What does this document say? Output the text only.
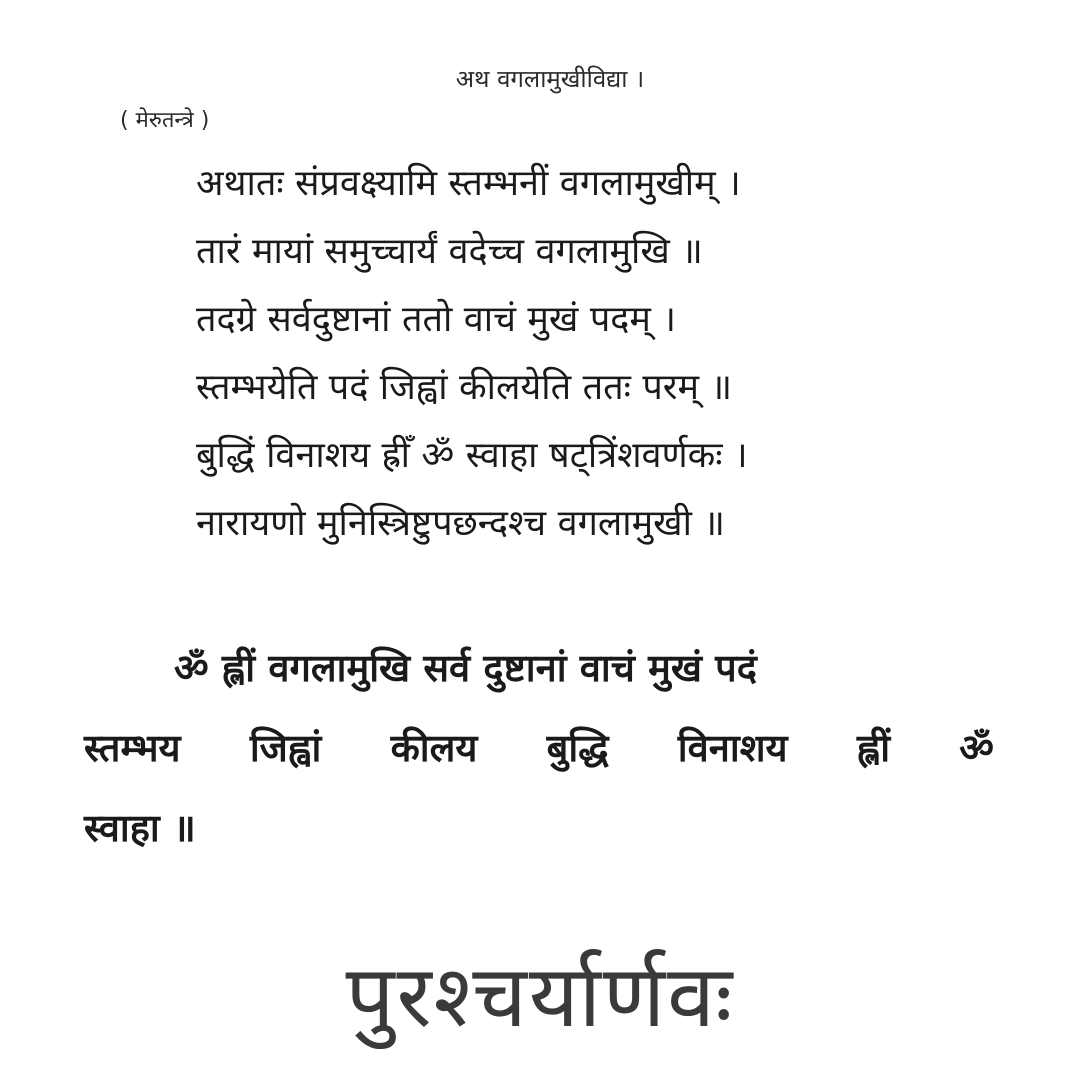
अथ वगलामुखीविद्या ।
( मेरुतन्त्रे )
अथातः संप्रवक्ष्यामि स्तम्भनीं वगलामुखीम् ।
तारं मायां समुच्चार्यं वदेच्च वगलामुखि ॥
तदग्रे सर्वदुष्टानां ततो वाचं मुखं पदम् ।
स्तम्भयेति पदं जिह्वां कीलयेति ततः परम् ॥
बुद्धिं विनाशय ह्रीँ ॐ स्वाहा षट्त्रिंशवर्णकः ।
नारायणो मुनिस्त्रिष्टुपछन्दश्च वगलामुखी ॥
ॐ ह्लीं वगलामुखि सर्व दुष्टानां वाचं मुखं पदं
स्तम्भय जिह्वां कीलय बुद्धि विनाशय ह्लीं ॐ
स्वाहा ॥
पुरश्चर्यार्णवः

## YOUR GOAL:
Repeat the data exactly, dropping every picture it holds.

## WORKED ANSWER:
What does this document say? Output the text only.
अथ वगलामुखीविद्या ।
( मेरुतन्त्रे )
अथातः संप्रवक्ष्यामि स्तम्भनीं वगलामुखीम् ।
तारं मायां समुच्चार्यं वदेच्च वगलामुखि ॥
तदग्रे सर्वदुष्टानां ततो वाचं मुखं पदम् ।
स्तम्भयेति पदं जिह्वां कीलयेति ततः परम् ॥
बुद्धिं विनाशय ह्रीँ ॐ स्वाहा षट्त्रिंशवर्णकः ।
नारायणो मुनिस्त्रिष्टुपछन्दश्च वगलामुखी ॥
ॐ ह्लीं वगलामुखि सर्व दुष्टानां वाचं मुखं पदं
स्तम्भय जिह्वां कीलय बुद्धि विनाशय ह्लीं ॐ
स्वाहा ॥
पुरश्चर्यार्णवः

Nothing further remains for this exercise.